• Exercise instructions:
Collect each line of the records containing the string "asked".
── Data to process
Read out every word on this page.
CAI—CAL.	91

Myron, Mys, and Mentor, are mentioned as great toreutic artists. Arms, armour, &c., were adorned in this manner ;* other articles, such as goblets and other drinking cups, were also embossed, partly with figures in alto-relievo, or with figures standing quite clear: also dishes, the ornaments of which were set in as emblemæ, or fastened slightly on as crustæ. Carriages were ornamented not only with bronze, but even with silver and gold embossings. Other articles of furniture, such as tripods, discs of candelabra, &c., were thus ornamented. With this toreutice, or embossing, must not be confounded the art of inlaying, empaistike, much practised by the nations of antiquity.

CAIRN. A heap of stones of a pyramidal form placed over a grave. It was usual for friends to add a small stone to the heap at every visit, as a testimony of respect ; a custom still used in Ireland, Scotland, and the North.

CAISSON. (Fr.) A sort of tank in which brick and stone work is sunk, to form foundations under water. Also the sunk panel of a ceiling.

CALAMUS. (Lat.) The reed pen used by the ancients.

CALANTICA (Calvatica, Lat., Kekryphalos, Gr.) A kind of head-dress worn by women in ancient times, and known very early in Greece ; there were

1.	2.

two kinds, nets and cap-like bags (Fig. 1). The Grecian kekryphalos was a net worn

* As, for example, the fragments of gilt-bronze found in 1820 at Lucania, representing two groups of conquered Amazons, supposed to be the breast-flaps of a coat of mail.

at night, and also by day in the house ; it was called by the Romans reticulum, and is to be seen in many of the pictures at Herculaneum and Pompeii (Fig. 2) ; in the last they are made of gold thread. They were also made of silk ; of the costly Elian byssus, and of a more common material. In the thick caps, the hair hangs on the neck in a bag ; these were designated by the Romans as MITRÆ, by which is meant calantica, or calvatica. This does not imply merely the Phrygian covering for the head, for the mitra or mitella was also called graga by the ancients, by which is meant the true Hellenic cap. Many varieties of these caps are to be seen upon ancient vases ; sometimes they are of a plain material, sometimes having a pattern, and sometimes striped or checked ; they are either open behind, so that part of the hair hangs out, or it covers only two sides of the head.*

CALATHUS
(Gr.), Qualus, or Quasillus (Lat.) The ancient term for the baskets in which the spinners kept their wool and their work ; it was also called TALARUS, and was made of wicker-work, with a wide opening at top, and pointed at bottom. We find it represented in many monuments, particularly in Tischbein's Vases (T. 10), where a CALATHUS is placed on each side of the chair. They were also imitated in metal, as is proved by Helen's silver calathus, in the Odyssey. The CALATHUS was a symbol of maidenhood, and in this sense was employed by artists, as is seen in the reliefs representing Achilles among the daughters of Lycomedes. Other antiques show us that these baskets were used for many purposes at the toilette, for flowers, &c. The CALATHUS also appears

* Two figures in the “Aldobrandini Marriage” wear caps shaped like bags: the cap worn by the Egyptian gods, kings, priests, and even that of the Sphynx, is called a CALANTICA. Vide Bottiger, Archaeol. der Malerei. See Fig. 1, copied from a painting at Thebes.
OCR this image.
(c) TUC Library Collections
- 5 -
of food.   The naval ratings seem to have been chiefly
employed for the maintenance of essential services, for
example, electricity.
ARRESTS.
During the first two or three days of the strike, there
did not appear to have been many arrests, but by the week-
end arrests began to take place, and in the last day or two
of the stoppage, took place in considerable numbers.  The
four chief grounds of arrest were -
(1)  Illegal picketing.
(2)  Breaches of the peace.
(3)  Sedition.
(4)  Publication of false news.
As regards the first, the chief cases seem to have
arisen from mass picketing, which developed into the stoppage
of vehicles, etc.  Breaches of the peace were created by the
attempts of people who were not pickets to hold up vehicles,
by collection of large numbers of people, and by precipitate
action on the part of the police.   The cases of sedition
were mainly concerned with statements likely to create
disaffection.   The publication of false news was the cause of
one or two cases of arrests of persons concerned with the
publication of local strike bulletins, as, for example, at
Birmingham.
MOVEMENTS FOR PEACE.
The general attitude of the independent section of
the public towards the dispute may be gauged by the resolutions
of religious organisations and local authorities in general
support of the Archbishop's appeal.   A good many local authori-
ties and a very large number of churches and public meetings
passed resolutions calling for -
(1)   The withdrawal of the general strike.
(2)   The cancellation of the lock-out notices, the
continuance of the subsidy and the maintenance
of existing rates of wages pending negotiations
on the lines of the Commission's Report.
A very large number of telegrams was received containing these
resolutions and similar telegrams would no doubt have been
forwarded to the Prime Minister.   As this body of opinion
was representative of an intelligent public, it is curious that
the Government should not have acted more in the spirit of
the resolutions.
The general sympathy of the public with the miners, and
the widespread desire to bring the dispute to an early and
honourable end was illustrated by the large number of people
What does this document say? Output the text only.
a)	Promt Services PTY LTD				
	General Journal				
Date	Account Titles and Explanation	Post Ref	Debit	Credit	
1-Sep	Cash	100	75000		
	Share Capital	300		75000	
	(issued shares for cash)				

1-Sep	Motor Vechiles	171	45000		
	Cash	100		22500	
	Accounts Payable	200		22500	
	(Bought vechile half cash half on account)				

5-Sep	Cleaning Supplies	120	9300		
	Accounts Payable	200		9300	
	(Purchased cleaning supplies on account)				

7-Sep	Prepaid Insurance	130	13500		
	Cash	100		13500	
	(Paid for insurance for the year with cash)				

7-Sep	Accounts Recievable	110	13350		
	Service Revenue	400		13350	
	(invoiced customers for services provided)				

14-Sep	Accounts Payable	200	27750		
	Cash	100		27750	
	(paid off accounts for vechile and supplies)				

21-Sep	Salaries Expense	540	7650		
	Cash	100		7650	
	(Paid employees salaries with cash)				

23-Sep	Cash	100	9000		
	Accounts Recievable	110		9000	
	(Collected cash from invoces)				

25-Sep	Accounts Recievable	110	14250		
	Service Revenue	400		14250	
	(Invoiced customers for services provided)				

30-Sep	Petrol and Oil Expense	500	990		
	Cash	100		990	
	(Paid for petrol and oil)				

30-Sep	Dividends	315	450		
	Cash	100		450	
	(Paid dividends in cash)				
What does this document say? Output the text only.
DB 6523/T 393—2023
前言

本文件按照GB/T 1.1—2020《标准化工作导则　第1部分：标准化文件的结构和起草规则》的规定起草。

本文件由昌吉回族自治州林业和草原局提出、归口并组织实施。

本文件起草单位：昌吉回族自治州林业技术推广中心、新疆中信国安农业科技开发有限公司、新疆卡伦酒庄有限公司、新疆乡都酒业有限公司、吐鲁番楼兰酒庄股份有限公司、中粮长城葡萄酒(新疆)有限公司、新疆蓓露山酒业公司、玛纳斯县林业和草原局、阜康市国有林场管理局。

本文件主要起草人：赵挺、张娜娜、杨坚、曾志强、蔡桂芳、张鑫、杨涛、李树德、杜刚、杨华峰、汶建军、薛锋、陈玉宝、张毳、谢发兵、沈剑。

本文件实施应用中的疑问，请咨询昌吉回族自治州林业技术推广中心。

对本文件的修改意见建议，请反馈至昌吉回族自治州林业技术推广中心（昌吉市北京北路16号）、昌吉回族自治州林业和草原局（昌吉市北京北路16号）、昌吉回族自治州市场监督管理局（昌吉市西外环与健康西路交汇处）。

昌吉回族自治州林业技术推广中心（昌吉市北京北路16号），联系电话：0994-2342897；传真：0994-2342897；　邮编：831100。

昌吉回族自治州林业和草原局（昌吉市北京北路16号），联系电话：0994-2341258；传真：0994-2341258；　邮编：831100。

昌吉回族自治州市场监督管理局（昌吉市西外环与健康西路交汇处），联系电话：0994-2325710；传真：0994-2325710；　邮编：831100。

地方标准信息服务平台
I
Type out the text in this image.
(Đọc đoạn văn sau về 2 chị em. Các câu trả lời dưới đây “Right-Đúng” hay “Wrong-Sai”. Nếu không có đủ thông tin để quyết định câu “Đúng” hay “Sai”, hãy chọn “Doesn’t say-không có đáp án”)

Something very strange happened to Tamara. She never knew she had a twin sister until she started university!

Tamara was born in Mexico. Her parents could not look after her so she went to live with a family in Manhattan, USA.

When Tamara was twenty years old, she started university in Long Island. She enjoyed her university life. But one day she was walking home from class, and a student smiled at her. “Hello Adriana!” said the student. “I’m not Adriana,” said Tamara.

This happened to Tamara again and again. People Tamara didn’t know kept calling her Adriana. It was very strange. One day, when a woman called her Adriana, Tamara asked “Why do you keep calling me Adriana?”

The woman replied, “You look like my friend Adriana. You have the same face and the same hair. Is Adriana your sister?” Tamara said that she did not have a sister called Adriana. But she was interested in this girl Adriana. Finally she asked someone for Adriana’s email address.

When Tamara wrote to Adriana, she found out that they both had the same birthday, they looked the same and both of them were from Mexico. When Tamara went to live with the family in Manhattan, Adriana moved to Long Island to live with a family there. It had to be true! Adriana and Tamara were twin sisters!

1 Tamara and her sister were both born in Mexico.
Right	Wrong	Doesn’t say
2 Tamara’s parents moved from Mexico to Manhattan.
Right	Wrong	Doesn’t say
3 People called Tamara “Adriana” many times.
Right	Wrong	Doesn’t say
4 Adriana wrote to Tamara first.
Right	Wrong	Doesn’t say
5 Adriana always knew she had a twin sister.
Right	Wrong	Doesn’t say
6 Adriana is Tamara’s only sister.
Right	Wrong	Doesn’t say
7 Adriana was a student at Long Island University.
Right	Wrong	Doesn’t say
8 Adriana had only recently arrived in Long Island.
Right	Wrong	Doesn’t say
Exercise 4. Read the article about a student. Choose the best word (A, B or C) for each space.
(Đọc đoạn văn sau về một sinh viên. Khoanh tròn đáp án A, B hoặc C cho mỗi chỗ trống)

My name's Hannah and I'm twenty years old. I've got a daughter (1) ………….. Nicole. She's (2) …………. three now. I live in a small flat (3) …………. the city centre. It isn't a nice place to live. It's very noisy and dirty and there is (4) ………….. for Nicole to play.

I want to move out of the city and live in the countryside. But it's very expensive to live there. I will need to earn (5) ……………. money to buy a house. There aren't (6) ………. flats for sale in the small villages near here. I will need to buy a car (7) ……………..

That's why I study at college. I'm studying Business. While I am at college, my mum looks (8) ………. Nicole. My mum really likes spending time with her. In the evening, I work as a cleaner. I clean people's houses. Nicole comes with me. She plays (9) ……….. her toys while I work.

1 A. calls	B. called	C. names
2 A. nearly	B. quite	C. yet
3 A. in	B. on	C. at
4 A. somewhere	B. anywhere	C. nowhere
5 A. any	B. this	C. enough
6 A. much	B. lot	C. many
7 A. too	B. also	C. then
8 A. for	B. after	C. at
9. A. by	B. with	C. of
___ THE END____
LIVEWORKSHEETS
────
• Answer for this exercise:
This happened to Tamara again and again. People Tamara didn’t know kept calling her Adriana. It was very strange. One day, when a woman called her Adriana, Tamara asked “Why do you keep calling me Adriana?”
The woman replied, “You look like my friend Adriana. You have the same face and the same hair. Is Adriana your sister?” Tamara said that she did not have a sister called Adriana. But she was interested in this girl Adriana. Finally she asked someone for Adriana’s email address.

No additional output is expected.